*TASK OBJECTIVE:* Search the material below for the string "موضع" and extract each line that has it.
** start of DATASET ENTRIES **
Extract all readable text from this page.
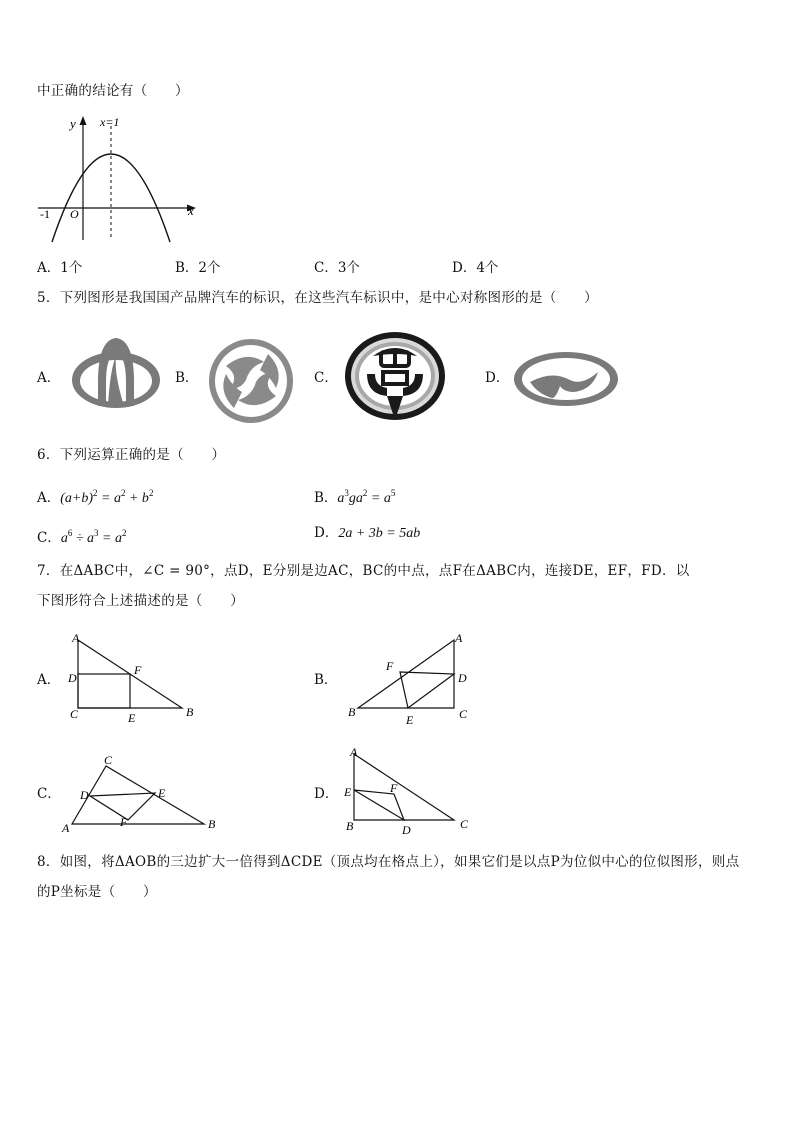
中正确的结论有（　　）
y
x
x=1
-1 O
A．1个	B．2个	C．3个	D．4个
5．下列图形是我国国产品牌汽车的标识，在这些汽车标识中，是中心对称图形的是（　　）
A．	B．	C．	D．
6．下列运算正确的是（　　）
A．$(a+b)^2 = a^2 + b^2$	B．$a^3ga^2 = a^5$
C．$a^6 \div a^3 = a^2$	D．2a + 3b = 5ab
7．在ΔABC中，∠C = 90°，点D，E分别是边AC，BC的中点，点F在ΔABC内，连接DE，EF，FD．以
下图形符合上述描述的是（　　）
A．
A
D
F
C	E	B
B．
A
F
D
B
E	C
C．
C
D	E
A	F	B
D．
A
E	F
B	D	C
8．如图，将ΔAOB的三边扩大一倍得到ΔCDE（顶点均在格点上），如果它们是以点P为位似中心的位似图形，则点
的P坐标是（　　）
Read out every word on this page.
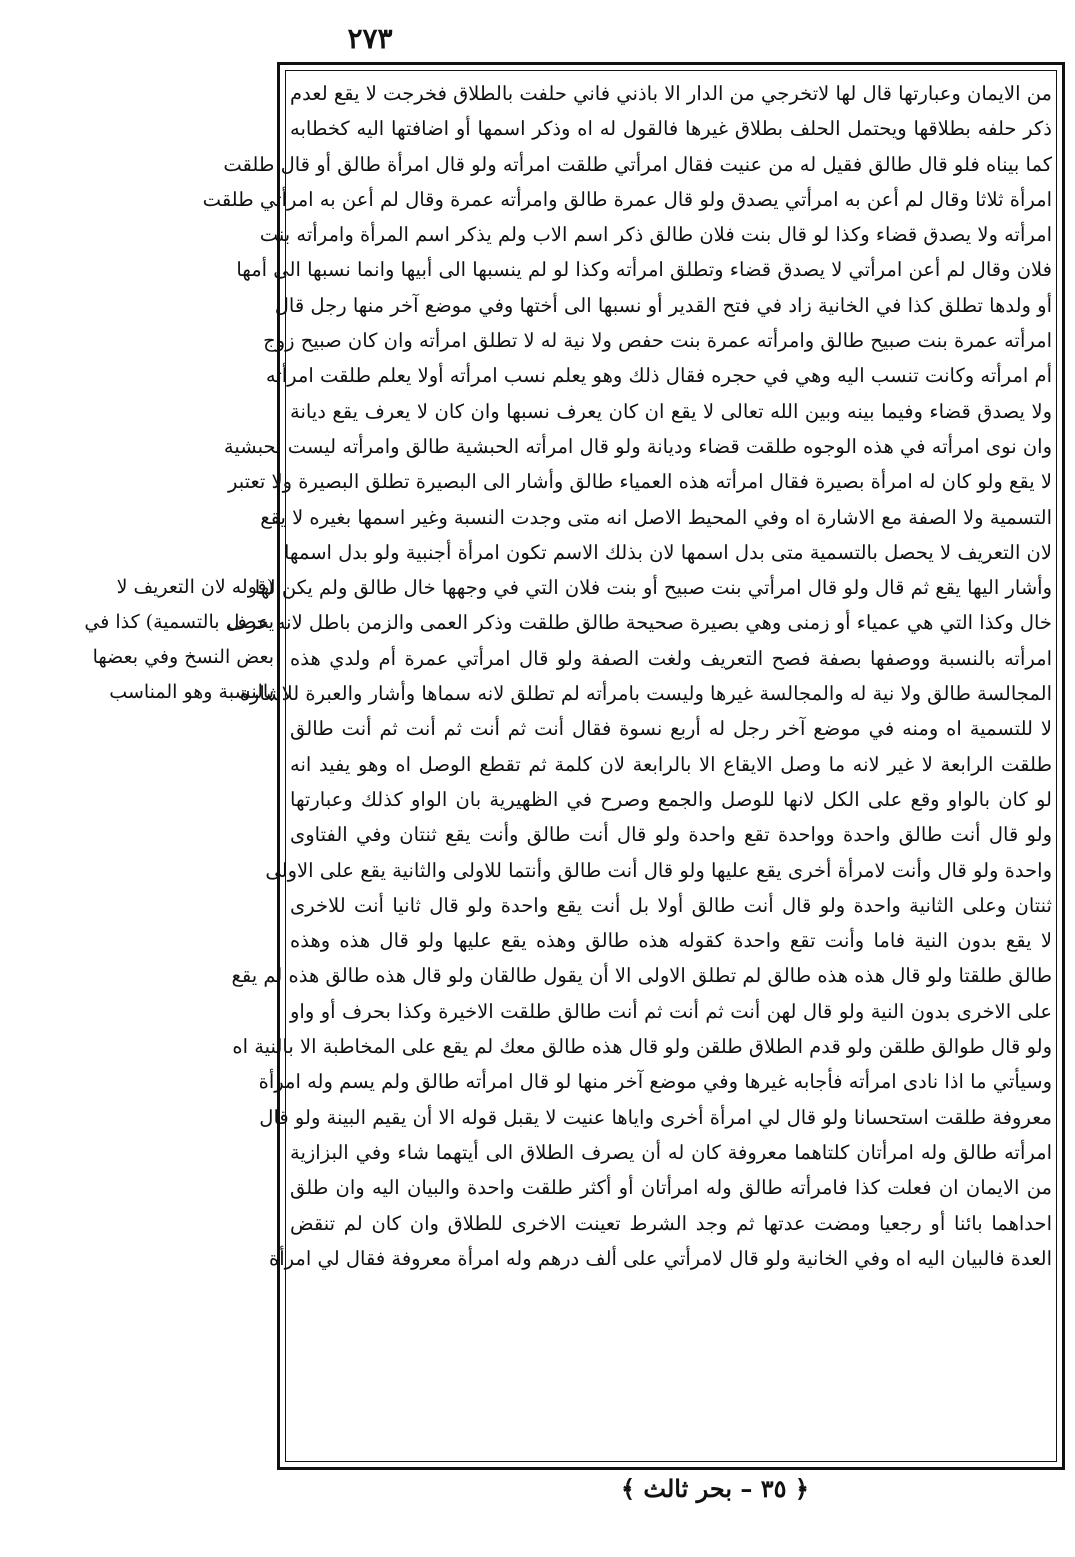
٢٧٣
(قوله لان التعريف لا
يحصل بالتسمية) كذا في
بعض النسخ وفي بعضها
بالنسبة وهو المناسب
من الايمان وعبارتها قال لها لاتخرجي من الدار الا باذني فاني حلفت بالطلاق فخرجت لا يقع لعدم
ذكر حلفه بطلاقها ويحتمل الحلف بطلاق غيرها فالقول له اه وذكر اسمها أو اضافتها اليه كخطابه
كما بيناه فلو قال طالق فقيل له من عنيت فقال امرأتي طلقت امرأته ولو قال امرأة طالق أو قال طلقت
امرأة ثلاثا وقال لم أعن به امرأتي يصدق ولو قال عمرة طالق وامرأته عمرة وقال لم أعن به امرأتي طلقت
امرأته ولا يصدق قضاء وكذا لو قال بنت فلان طالق ذكر اسم الاب ولم يذكر اسم المرأة وامرأته بنت
فلان وقال لم أعن امرأتي لا يصدق قضاء وتطلق امرأته وكذا لو لم ينسبها الى أبيها وانما نسبها الى أمها
أو ولدها تطلق كذا في الخانية زاد في فتح القدير أو نسبها الى أختها وفي موضع آخر منها رجل قال
امرأته عمرة بنت صبيح طالق وامرأته عمرة بنت حفص ولا نية له لا تطلق امرأته وان كان صبيح زوج
أم امرأته وكانت تنسب اليه وهي في حجره فقال ذلك وهو يعلم نسب امرأته أولا يعلم طلقت امرأته
ولا يصدق قضاء وفيما بينه وبين الله تعالى لا يقع ان كان يعرف نسبها وان كان لا يعرف يقع ديانة
وان نوى امرأته في هذه الوجوه طلقت قضاء وديانة ولو قال امرأته الحبشية طالق وامرأته ليست بحبشية
لا يقع ولو كان له امرأة بصيرة فقال امرأته هذه العمياء طالق وأشار الى البصيرة تطلق البصيرة ولا تعتبر
التسمية ولا الصفة مع الاشارة اه وفي المحيط الاصل انه متى وجدت النسبة وغير اسمها بغيره لا يقع
لان التعريف لا يحصل بالتسمية متى بدل اسمها لان بذلك الاسم تكون امرأة أجنبية ولو بدل اسمها
وأشار اليها يقع ثم قال ولو قال امرأتي بنت صبيح أو بنت فلان التي في وجهها خال طالق ولم يكن لها
خال وكذا التي هي عمياء أو زمنى وهي بصيرة صحيحة طالق طلقت وذكر العمى والزمن باطل لانه عرف
امرأته بالنسبة ووصفها بصفة فصح التعريف ولغت الصفة ولو قال امرأتي عمرة أم ولدي هذه
المجالسة طالق ولا نية له والمجالسة غيرها وليست بامرأته لم تطلق لانه سماها وأشار والعبرة للاشارة
لا للتسمية اه ومنه في موضع آخر رجل له أربع نسوة فقال أنت ثم أنت ثم أنت ثم أنت طالق
طلقت الرابعة لا غير لانه ما وصل الايقاع الا بالرابعة لان كلمة ثم تقطع الوصل اه وهو يفيد انه
لو كان بالواو وقع على الكل لانها للوصل والجمع وصرح في الظهيرية بان الواو كذلك وعبارتها
ولو قال أنت طالق واحدة وواحدة تقع واحدة ولو قال أنت طالق وأنت يقع ثنتان وفي الفتاوى
واحدة ولو قال وأنت لامرأة أخرى يقع عليها ولو قال أنت طالق وأنتما للاولى والثانية يقع على الاولى
ثنتان وعلى الثانية واحدة ولو قال أنت طالق أولا بل أنت يقع واحدة ولو قال ثانيا أنت للاخرى
لا يقع بدون النية فاما وأنت تقع واحدة كقوله هذه طالق وهذه يقع عليها ولو قال هذه وهذه
طالق طلقتا ولو قال هذه هذه طالق لم تطلق الاولى الا أن يقول طالقان ولو قال هذه طالق هذه لم يقع
على الاخرى بدون النية ولو قال لهن أنت ثم أنت ثم أنت طالق طلقت الاخيرة وكذا بحرف أو واو
ولو قال طوالق طلقن ولو قدم الطلاق طلقن ولو قال هذه طالق معك لم يقع على المخاطبة الا بالنية اه
وسيأتي ما اذا نادى امرأته فأجابه غيرها وفي موضع آخر منها لو قال امرأته طالق ولم يسم وله امرأة
معروفة طلقت استحسانا ولو قال لي امرأة أخرى واياها عنيت لا يقبل قوله الا أن يقيم البينة ولو قال
امرأته طالق وله امرأتان كلتاهما معروفة كان له أن يصرف الطلاق الى أيتهما شاء وفي البزازية
من الايمان ان فعلت كذا فامرأته طالق وله امرأتان أو أكثر طلقت واحدة والبيان اليه وان طلق
احداهما بائنا أو رجعيا ومضت عدتها ثم وجد الشرط تعينت الاخرى للطلاق وان كان لم تنقض
العدة فالبيان اليه اه وفي الخانية ولو قال لامرأتي على ألف درهم وله امرأة معروفة فقال لي امرأة
﴿ ٣٥ – بحر ثالث ﴾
** end of DATASET ENTRIES **
*CORRECT OUTPUT:*
أو ولدها تطلق كذا في الخانية زاد في فتح القدير أو نسبها الى أختها وفي موضع آخر منها رجل قال
لا للتسمية اه ومنه في موضع آخر رجل له أربع نسوة فقال أنت ثم أنت ثم أنت ثم أنت طالق
وسيأتي ما اذا نادى امرأته فأجابه غيرها وفي موضع آخر منها لو قال امرأته طالق ولم يسم وله امرأة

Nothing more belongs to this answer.